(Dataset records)
>>>>>
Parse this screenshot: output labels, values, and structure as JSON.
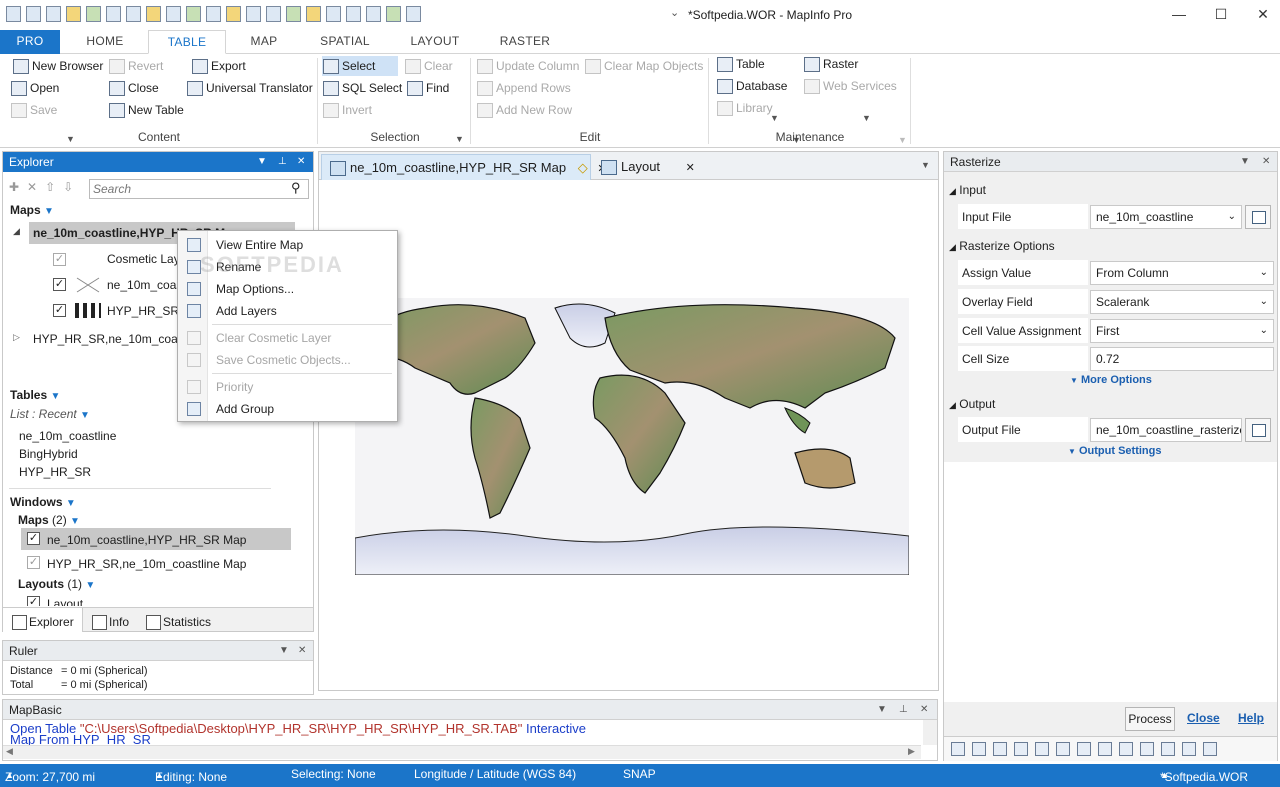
{
  "window": {
    "title": "*Softpedia.WOR - MapInfo Pro",
    "minimize": "—",
    "maximize": "☐",
    "close": "✕"
  },
  "tabs": [
    "PRO",
    "HOME",
    "TABLE",
    "MAP",
    "SPATIAL",
    "LAYOUT",
    "RASTER"
  ],
  "ribbon": {
    "content": {
      "new_browser": "New Browser",
      "revert": "Revert",
      "export": "Export",
      "open": "Open",
      "close": "Close",
      "universal_translator": "Universal Translator",
      "save": "Save",
      "new_table": "New Table",
      "label": "Content"
    },
    "selection": {
      "select": "Select",
      "clear": "Clear",
      "sql_select": "SQL Select",
      "find": "Find",
      "invert": "Invert",
      "label": "Selection"
    },
    "edit": {
      "update_column": "Update Column",
      "clear_map_objects": "Clear Map Objects",
      "append_rows": "Append Rows",
      "add_new_row": "Add New Row",
      "label": "Edit"
    },
    "maintenance": {
      "table": "Table",
      "raster": "Raster",
      "database": "Database",
      "web_services": "Web Services",
      "library": "Library",
      "label": "Maintenance"
    }
  },
  "explorer": {
    "title": "Explorer",
    "search_placeholder": "Search",
    "maps_header": "Maps",
    "map1": "ne_10m_coastline,HYP_HR_SR M",
    "layer_cosmetic": "Cosmetic Lay",
    "layer_coast": "ne_10m_coast",
    "layer_hyp": "HYP_HR_SR",
    "map2": "HYP_HR_SR,ne_10m_coastli",
    "tables_header": "Tables",
    "list_mode": "List : Recent",
    "tables": [
      "ne_10m_coastline",
      "BingHybrid",
      "HYP_HR_SR"
    ],
    "windows_header": "Windows",
    "maps_count_label": "Maps",
    "maps_count": "(2)",
    "win_map1": "ne_10m_coastline,HYP_HR_SR Map",
    "win_map2": "HYP_HR_SR,ne_10m_coastline Map",
    "layouts_label": "Layouts",
    "layouts_count": "(1)",
    "layout_item": "Layout",
    "bottom_tabs": [
      "Explorer",
      "Info",
      "Statistics"
    ]
  },
  "context_menu": {
    "items": [
      "View Entire Map",
      "Rename",
      "Map Options...",
      "Add Layers",
      "Clear Cosmetic Layer",
      "Save Cosmetic Objects...",
      "Priority",
      "Add Group"
    ]
  },
  "document_tabs": {
    "map_tab": "ne_10m_coastline,HYP_HR_SR Map",
    "layout_tab": "Layout"
  },
  "watermark": "SOFTPEDIA",
  "rasterize": {
    "title": "Rasterize",
    "input_section": "Input",
    "input_file_label": "Input File",
    "input_file": "ne_10m_coastline",
    "options_section": "Rasterize Options",
    "assign_value_label": "Assign Value",
    "assign_value": "From Column",
    "overlay_field_label": "Overlay Field",
    "overlay_field": "Scalerank",
    "cell_value_label": "Cell Value Assignment",
    "cell_value": "First",
    "cell_size_label": "Cell Size",
    "cell_size": "0.72",
    "more_options": "More Options",
    "output_section": "Output",
    "output_file_label": "Output File",
    "output_file": "ne_10m_coastline_rasterize",
    "output_settings": "Output Settings",
    "process": "Process",
    "close": "Close",
    "help": "Help"
  },
  "ruler": {
    "title": "Ruler",
    "distance_label": "Distance",
    "distance_value": "= 0 mi (Spherical)",
    "total_label": "Total",
    "total_value": "= 0 mi (Spherical)"
  },
  "mapbasic": {
    "title": "MapBasic",
    "line1_kw": "Open Table",
    "line1_str": "\"C:\\Users\\Softpedia\\Desktop\\HYP_HR_SR\\HYP_HR_SR\\HYP_HR_SR.TAB\"",
    "line1_kw2": "Interactive",
    "line2": "Map From HYP_HR_SR"
  },
  "status": {
    "zoom": "Zoom: 27,700 mi",
    "editing": "Editing: None",
    "selecting": "Selecting: None",
    "projection": "Longitude / Latitude (WGS 84)",
    "snap": "SNAP",
    "workspace": "*Softpedia.WOR"
  },
  "colors": {
    "accent": "#1b75c9",
    "map_ocean": "#ffffff",
    "land_low": "#5b8a4a",
    "land_high": "#a08866",
    "ice": "#dfe3f1"
  }
}
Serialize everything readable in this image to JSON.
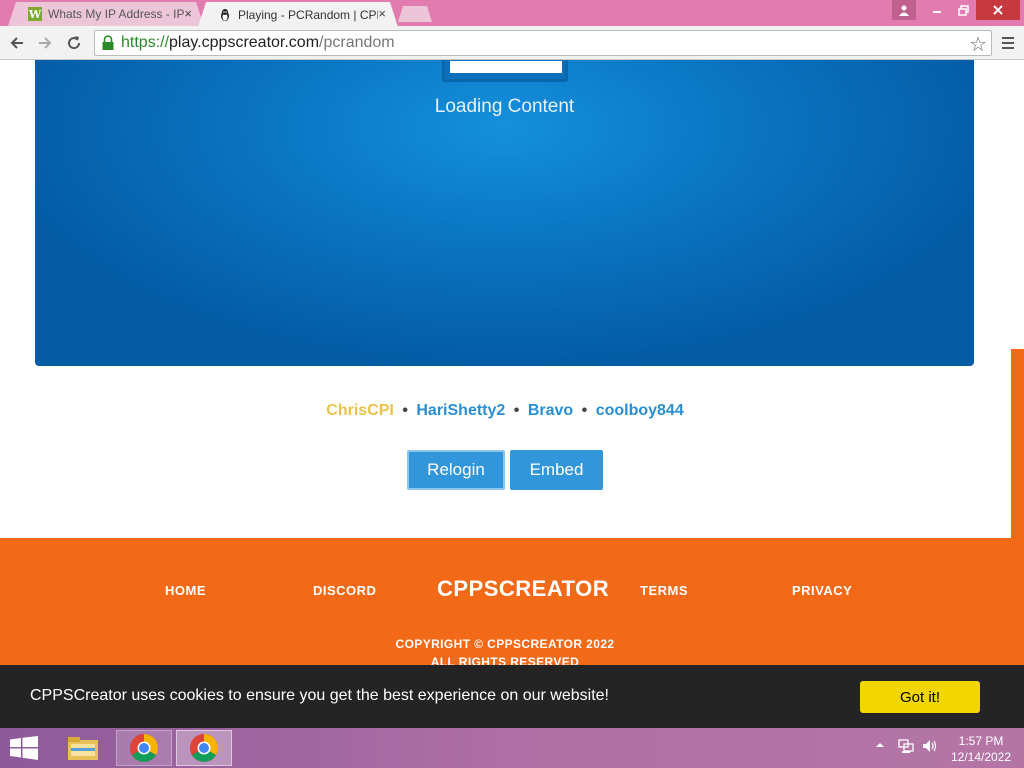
{
  "browser": {
    "tabs": [
      {
        "title": "Whats My IP Address - IP",
        "favicon": "w-favicon-icon",
        "active": false
      },
      {
        "title": "Playing - PCRandom | CPP",
        "favicon": "penguin-favicon-icon",
        "active": true
      }
    ],
    "tab_close_glyph": "×",
    "url": {
      "scheme": "https://",
      "host": "play.cppscreator.com",
      "path": "/pcrandom"
    }
  },
  "game": {
    "loading_text": "Loading Content"
  },
  "credits": [
    {
      "name": "ChrisCPI",
      "color": "#e9c34a"
    },
    {
      "name": "HariShetty2",
      "color": "#2a8ed2"
    },
    {
      "name": "Bravo",
      "color": "#2a8ed2"
    },
    {
      "name": "coolboy844",
      "color": "#2a8ed2"
    }
  ],
  "credit_separator": "•",
  "actions": {
    "relogin": "Relogin",
    "embed": "Embed"
  },
  "footer": {
    "links": {
      "home": "HOME",
      "discord": "DISCORD",
      "terms": "TERMS",
      "privacy": "PRIVACY"
    },
    "brand": "CPPSCREATOR",
    "copyright_line1": "COPYRIGHT © CPPSCREATOR 2022",
    "copyright_line2": "ALL RIGHTS RESERVED"
  },
  "cookie_banner": {
    "text": "CPPSCreator uses cookies to ensure you get the best experience on our website!",
    "button": "Got it!"
  },
  "taskbar": {
    "time": "1:57 PM",
    "date": "12/14/2022"
  },
  "colors": {
    "accent_orange": "#f26a18",
    "button_blue": "#3296db",
    "cookie_yellow": "#f1d600",
    "game_blue": "#0a76c4"
  }
}
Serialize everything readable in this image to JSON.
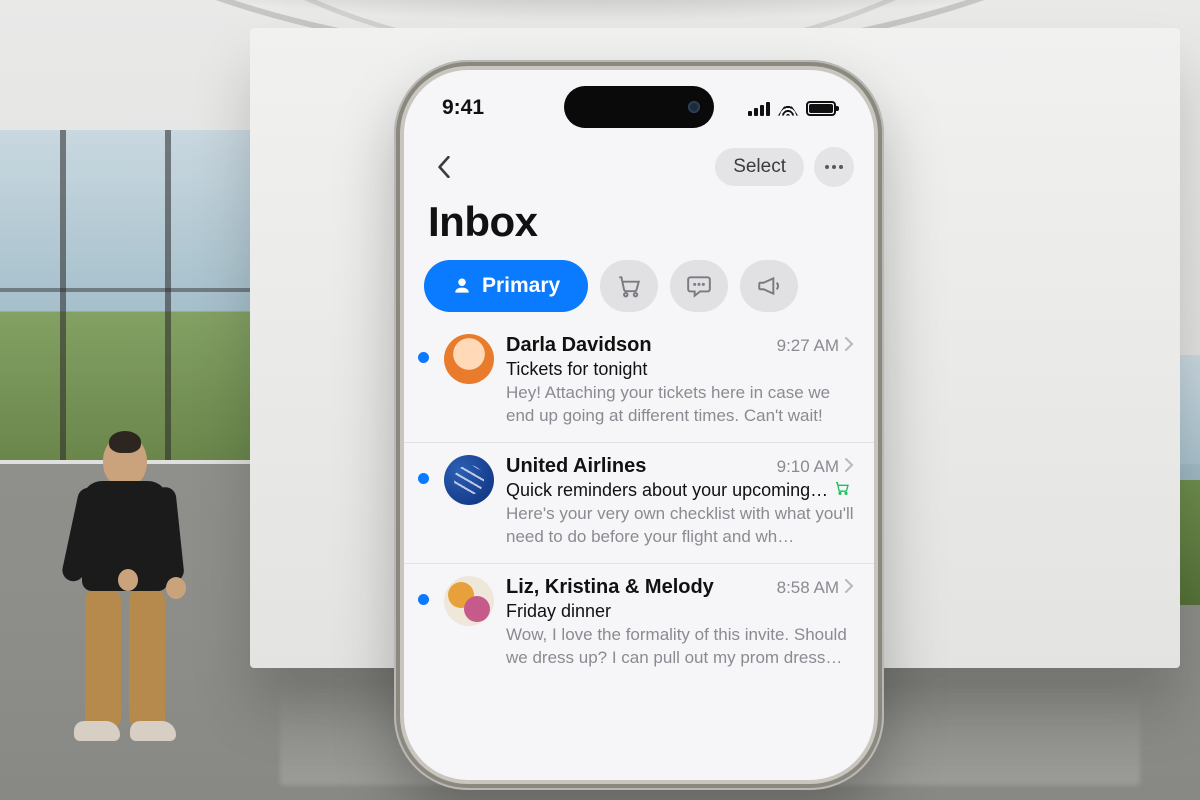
{
  "statusbar": {
    "time": "9:41"
  },
  "nav": {
    "select_label": "Select"
  },
  "title": "Inbox",
  "tabs": {
    "primary_label": "Primary",
    "icons": [
      "shopping-cart-icon",
      "chat-bubble-icon",
      "megaphone-icon"
    ]
  },
  "colors": {
    "accent": "#0a7aff"
  },
  "emails": [
    {
      "sender": "Darla Davidson",
      "time": "9:27 AM",
      "subject": "Tickets for tonight",
      "preview": "Hey! Attaching your tickets here in case we end up going at different times. Can't wait!",
      "unread": true,
      "avatar": "darla"
    },
    {
      "sender": "United Airlines",
      "time": "9:10 AM",
      "subject": "Quick reminders about your upcoming…",
      "preview": "Here's your very own checklist with what you'll need to do before your flight and wh…",
      "unread": true,
      "avatar": "ua",
      "badge": "cart"
    },
    {
      "sender": "Liz, Kristina & Melody",
      "time": "8:58 AM",
      "subject": "Friday dinner",
      "preview": "Wow, I love the formality of this invite. Should we dress up? I can pull out my prom dress…",
      "unread": true,
      "avatar": "group"
    }
  ]
}
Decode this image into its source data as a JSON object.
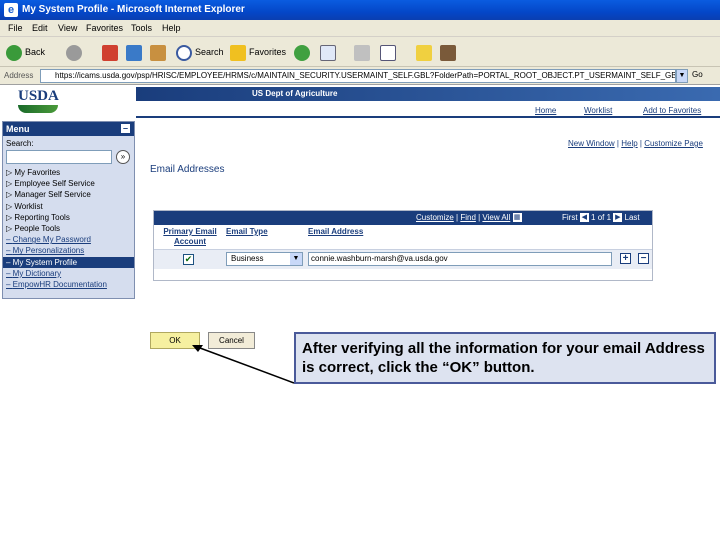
{
  "window": {
    "title": "My System Profile - Microsoft Internet Explorer"
  },
  "menubar": [
    "File",
    "Edit",
    "View",
    "Favorites",
    "Tools",
    "Help"
  ],
  "toolbar": {
    "back": "Back",
    "search": "Search",
    "favorites": "Favorites"
  },
  "address": {
    "label": "Address",
    "url": "https://icams.usda.gov/psp/HRISC/EMPLOYEE/HRMS/c/MAINTAIN_SECURITY.USERMAINT_SELF.GBL?FolderPath=PORTAL_ROOT_OBJECT.PT_USERMAINT_SELF_GBL&IsF",
    "go": "Go"
  },
  "header": {
    "logo": "USDA",
    "agency": "US Dept of Agriculture",
    "links": [
      "Home",
      "Worklist",
      "Add to Favorites"
    ]
  },
  "menu": {
    "title": "Menu",
    "search_label": "Search:",
    "items": [
      {
        "label": "My Favorites",
        "type": "folder"
      },
      {
        "label": "Employee Self Service",
        "type": "folder"
      },
      {
        "label": "Manager Self Service",
        "type": "folder"
      },
      {
        "label": "Worklist",
        "type": "folder"
      },
      {
        "label": "Reporting Tools",
        "type": "folder"
      },
      {
        "label": "People Tools",
        "type": "folder"
      },
      {
        "label": "Change My Password",
        "type": "link"
      },
      {
        "label": "My Personalizations",
        "type": "link"
      },
      {
        "label": "My System Profile",
        "type": "selected"
      },
      {
        "label": "My Dictionary",
        "type": "link"
      },
      {
        "label": "EmpowHR Documentation",
        "type": "link"
      }
    ]
  },
  "page": {
    "links": [
      "New Window",
      "Help",
      "Customize Page"
    ],
    "title": "Email Addresses",
    "grid": {
      "customize": "Customize",
      "find": "Find",
      "view_all": "View All",
      "first": "First",
      "range": "1 of 1",
      "last": "Last",
      "headers": {
        "primary": "Primary Email Account",
        "type": "Email Type",
        "address": "Email Address"
      },
      "rows": [
        {
          "primary": true,
          "type": "Business",
          "address": "connie.washburn-marsh@va.usda.gov"
        }
      ]
    },
    "buttons": {
      "ok": "OK",
      "cancel": "Cancel"
    }
  },
  "callout": "After verifying all the information for your email Address is correct, click the “OK” button."
}
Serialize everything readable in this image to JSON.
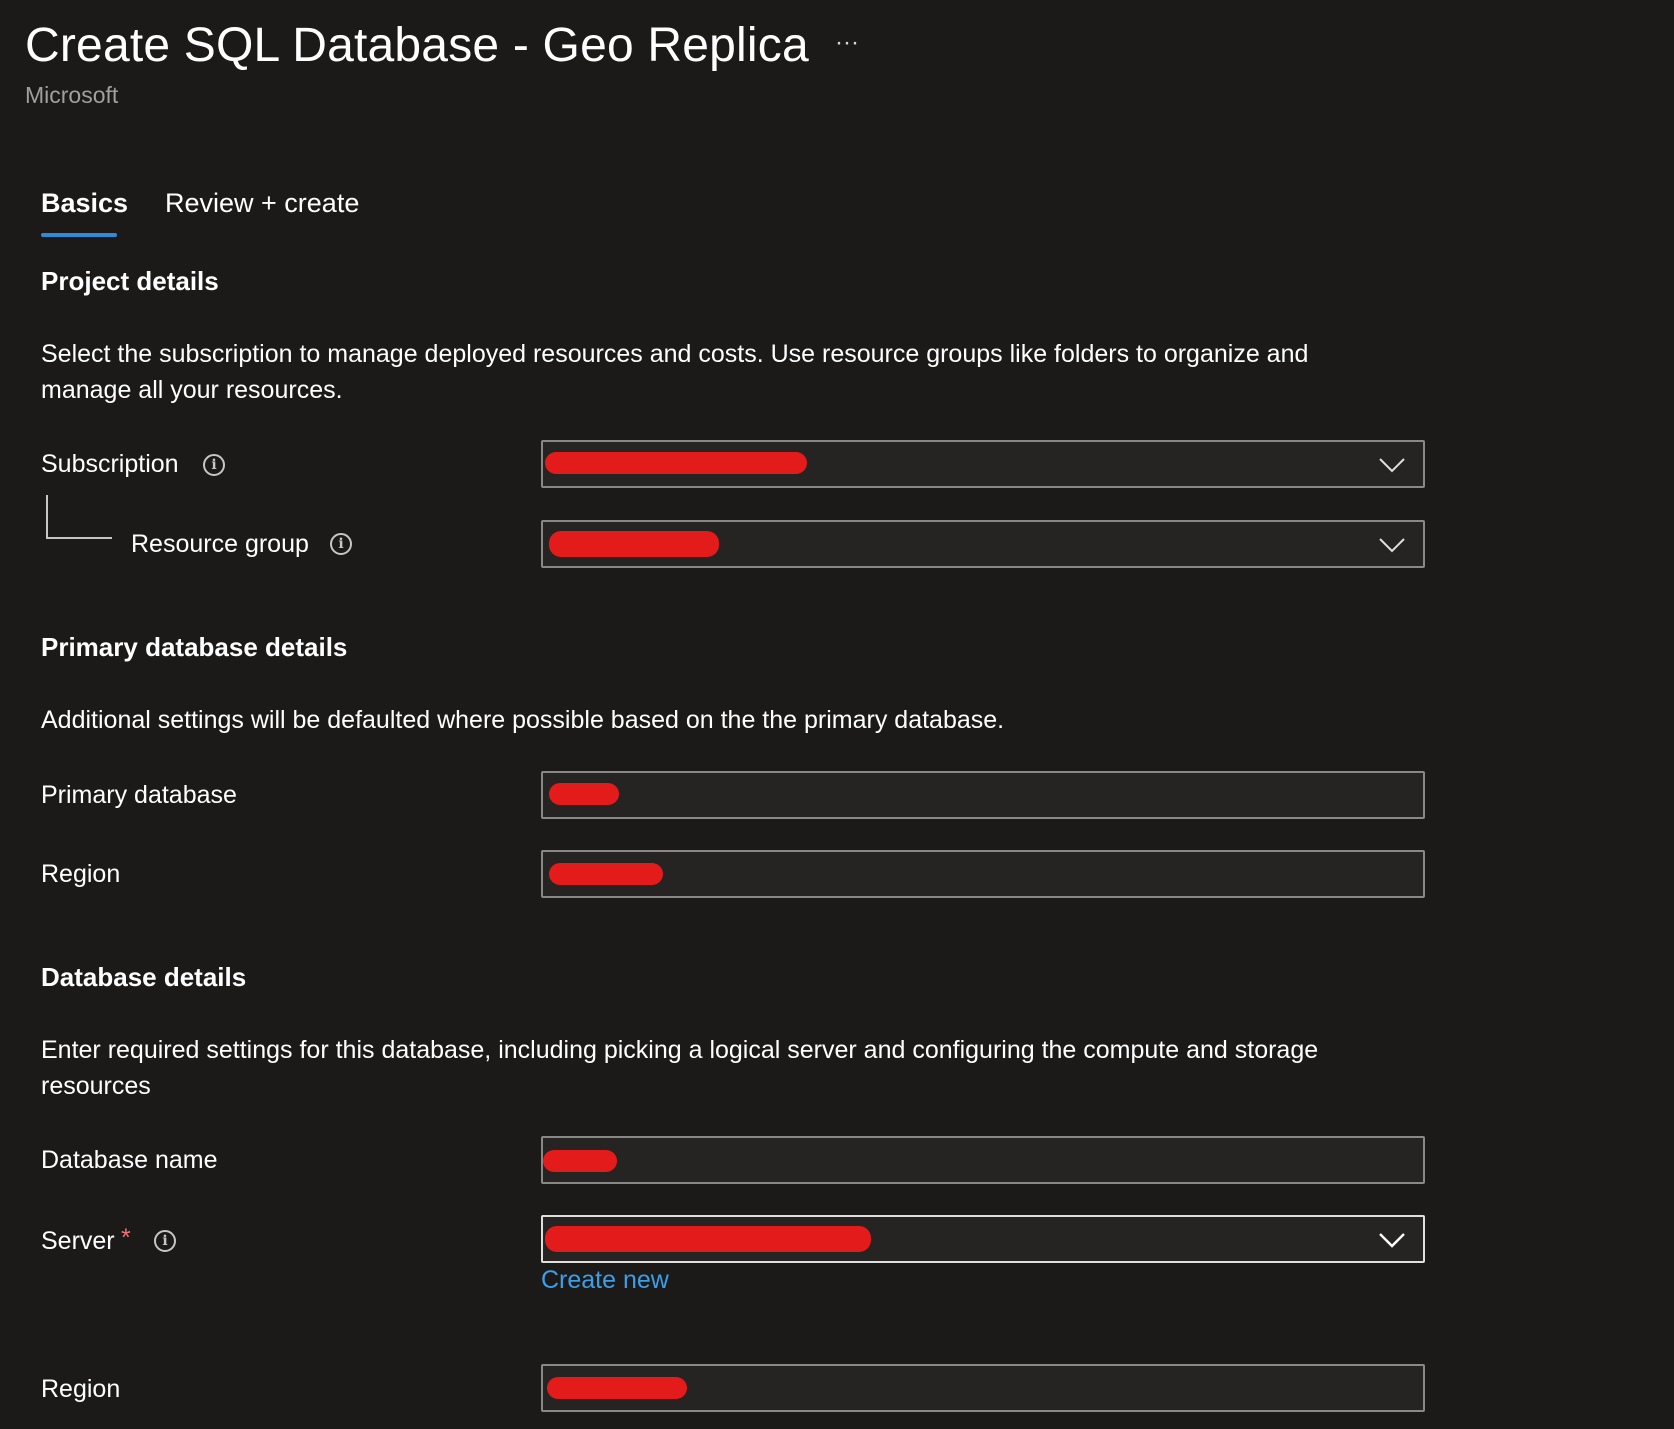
<<<<<
• WHAT IS REQUIRED: Scan the records above and report how many lines include the word "Options", without any other text.

• SOLUTION FOR THIS TASK: 3